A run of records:

# # # # #

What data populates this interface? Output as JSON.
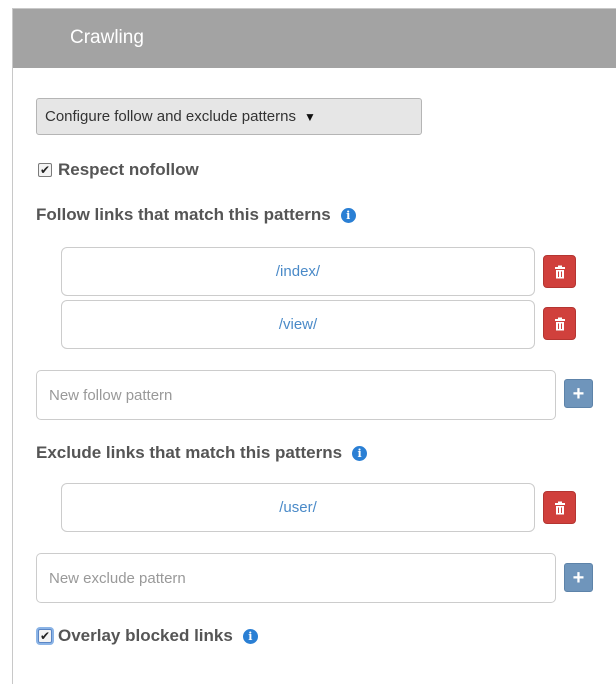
{
  "header": {
    "title": "Crawling"
  },
  "dropdown": {
    "selected": "Configure follow and exclude patterns",
    "caret": "▼"
  },
  "respect_nofollow": {
    "label": "Respect nofollow",
    "checked": true
  },
  "follow": {
    "heading": "Follow links that match this patterns",
    "patterns": [
      "/index/",
      "/view/"
    ],
    "placeholder": "New follow pattern"
  },
  "exclude": {
    "heading": "Exclude links that match this patterns",
    "patterns": [
      "/user/"
    ],
    "placeholder": "New exclude pattern"
  },
  "overlay_blocked": {
    "label": "Overlay blocked links",
    "checked": true
  },
  "icons": {
    "info": "info-icon",
    "delete": "trash-icon",
    "add": "plus-icon",
    "check": "checkmark-icon"
  },
  "colors": {
    "header_bg": "#a3a3a3",
    "info": "#2a7fd4",
    "delete": "#d0403c",
    "add": "#6f95bb",
    "pattern_text": "#4a8ac8"
  }
}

# # # # #

* Exercise details:
Read through the entries and copy each line in which "that" appears.

* Task result:
    "heading": "Follow links that match this patterns",
    "heading": "Exclude links that match this patterns",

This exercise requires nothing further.